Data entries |
++++++

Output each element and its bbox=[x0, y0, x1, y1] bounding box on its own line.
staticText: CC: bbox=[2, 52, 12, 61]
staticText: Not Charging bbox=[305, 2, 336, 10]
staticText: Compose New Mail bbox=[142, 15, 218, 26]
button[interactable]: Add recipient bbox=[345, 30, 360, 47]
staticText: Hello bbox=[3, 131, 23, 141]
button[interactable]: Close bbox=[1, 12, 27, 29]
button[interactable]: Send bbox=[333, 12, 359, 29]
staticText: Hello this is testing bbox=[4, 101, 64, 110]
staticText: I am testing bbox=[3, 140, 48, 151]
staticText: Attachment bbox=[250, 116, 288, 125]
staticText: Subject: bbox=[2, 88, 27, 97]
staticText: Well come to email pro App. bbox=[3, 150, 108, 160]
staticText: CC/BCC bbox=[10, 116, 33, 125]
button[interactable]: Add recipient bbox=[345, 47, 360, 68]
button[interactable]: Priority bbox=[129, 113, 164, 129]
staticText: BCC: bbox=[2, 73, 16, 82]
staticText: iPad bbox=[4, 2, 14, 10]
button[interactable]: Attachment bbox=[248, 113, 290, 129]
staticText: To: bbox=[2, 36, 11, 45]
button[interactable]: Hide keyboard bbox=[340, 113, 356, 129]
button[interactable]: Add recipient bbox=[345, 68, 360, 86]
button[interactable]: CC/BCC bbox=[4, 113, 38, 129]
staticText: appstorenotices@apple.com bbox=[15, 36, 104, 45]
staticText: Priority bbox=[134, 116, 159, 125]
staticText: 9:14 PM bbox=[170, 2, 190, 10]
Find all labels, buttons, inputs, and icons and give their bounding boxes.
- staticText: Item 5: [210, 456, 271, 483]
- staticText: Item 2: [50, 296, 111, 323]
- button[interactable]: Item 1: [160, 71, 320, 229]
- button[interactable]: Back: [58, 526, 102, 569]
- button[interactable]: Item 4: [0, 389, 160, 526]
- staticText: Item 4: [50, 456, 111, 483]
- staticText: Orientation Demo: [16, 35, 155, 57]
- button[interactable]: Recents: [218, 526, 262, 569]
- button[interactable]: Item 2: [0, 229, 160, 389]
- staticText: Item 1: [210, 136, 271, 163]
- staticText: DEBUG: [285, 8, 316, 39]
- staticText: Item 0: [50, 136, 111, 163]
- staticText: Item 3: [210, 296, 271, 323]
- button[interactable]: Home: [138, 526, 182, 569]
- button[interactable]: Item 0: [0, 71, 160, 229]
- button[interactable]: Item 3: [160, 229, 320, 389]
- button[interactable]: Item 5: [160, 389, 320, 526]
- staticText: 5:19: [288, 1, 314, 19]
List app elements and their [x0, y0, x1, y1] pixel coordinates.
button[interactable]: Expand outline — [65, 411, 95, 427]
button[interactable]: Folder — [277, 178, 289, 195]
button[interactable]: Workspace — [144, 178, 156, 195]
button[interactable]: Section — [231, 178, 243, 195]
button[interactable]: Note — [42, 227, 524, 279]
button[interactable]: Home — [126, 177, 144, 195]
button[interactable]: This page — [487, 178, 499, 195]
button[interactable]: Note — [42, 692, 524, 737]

++++++

What you will do | Copy the entire listing above word for word, keeping every line in its original order.

Full answer |
Output each element and its bbox=[x0, y0, x1, y1] bounding box on its own line.
staticText: CC: bbox=[2, 52, 12, 61]
staticText: Not Charging bbox=[305, 2, 336, 10]
staticText: Compose New Mail bbox=[142, 15, 218, 26]
button[interactable]: Add recipient bbox=[345, 30, 360, 47]
staticText: Hello bbox=[3, 131, 23, 141]
button[interactable]: Close bbox=[1, 12, 27, 29]
button[interactable]: Send bbox=[333, 12, 359, 29]
staticText: Hello this is testing bbox=[4, 101, 64, 110]
staticText: I am testing bbox=[3, 140, 48, 151]
staticText: Attachment bbox=[250, 116, 288, 125]
staticText: Subject: bbox=[2, 88, 27, 97]
staticText: Well come to email pro App. bbox=[3, 150, 108, 160]
staticText: CC/BCC bbox=[10, 116, 33, 125]
button[interactable]: Add recipient bbox=[345, 47, 360, 68]
button[interactable]: Priority bbox=[129, 113, 164, 129]
staticText: BCC: bbox=[2, 73, 16, 82]
staticText: iPad bbox=[4, 2, 14, 10]
button[interactable]: Attachment bbox=[248, 113, 290, 129]
staticText: To: bbox=[2, 36, 11, 45]
button[interactable]: Hide keyboard bbox=[340, 113, 356, 129]
button[interactable]: Add recipient bbox=[345, 68, 360, 86]
button[interactable]: CC/BCC bbox=[4, 113, 38, 129]
staticText: appstorenotices@apple.com bbox=[15, 36, 104, 45]
staticText: Priority bbox=[134, 116, 159, 125]
staticText: 9:14 PM bbox=[170, 2, 190, 10]
Find all labels, buttons, inputs, and icons and give their bounding boxes.
- staticText: Item 5: [210, 456, 271, 483]
- staticText: Item 2: [50, 296, 111, 323]
- button[interactable]: Item 1: [160, 71, 320, 229]
- button[interactable]: Back: [58, 526, 102, 569]
- button[interactable]: Item 4: [0, 389, 160, 526]
- staticText: Item 4: [50, 456, 111, 483]
- staticText: Orientation Demo: [16, 35, 155, 57]
- button[interactable]: Recents: [218, 526, 262, 569]
- button[interactable]: Item 2: [0, 229, 160, 389]
- staticText: Item 1: [210, 136, 271, 163]
- staticText: DEBUG: [285, 8, 316, 39]
- staticText: Item 0: [50, 136, 111, 163]
- staticText: Item 3: [210, 296, 271, 323]
- button[interactable]: Home: [138, 526, 182, 569]
- button[interactable]: Item 0: [0, 71, 160, 229]
- button[interactable]: Item 3: [160, 229, 320, 389]
- button[interactable]: Item 5: [160, 389, 320, 526]
- staticText: 5:19: [288, 1, 314, 19]
List app elements and their [x0, y0, x1, y1] pixel coordinates.
button[interactable]: Expand outline — [65, 411, 95, 427]
button[interactable]: Folder — [277, 178, 289, 195]
button[interactable]: Workspace — [144, 178, 156, 195]
button[interactable]: Section — [231, 178, 243, 195]
button[interactable]: Note — [42, 227, 524, 279]
button[interactable]: Home — [126, 177, 144, 195]
button[interactable]: This page — [487, 178, 499, 195]
button[interactable]: Note — [42, 692, 524, 737]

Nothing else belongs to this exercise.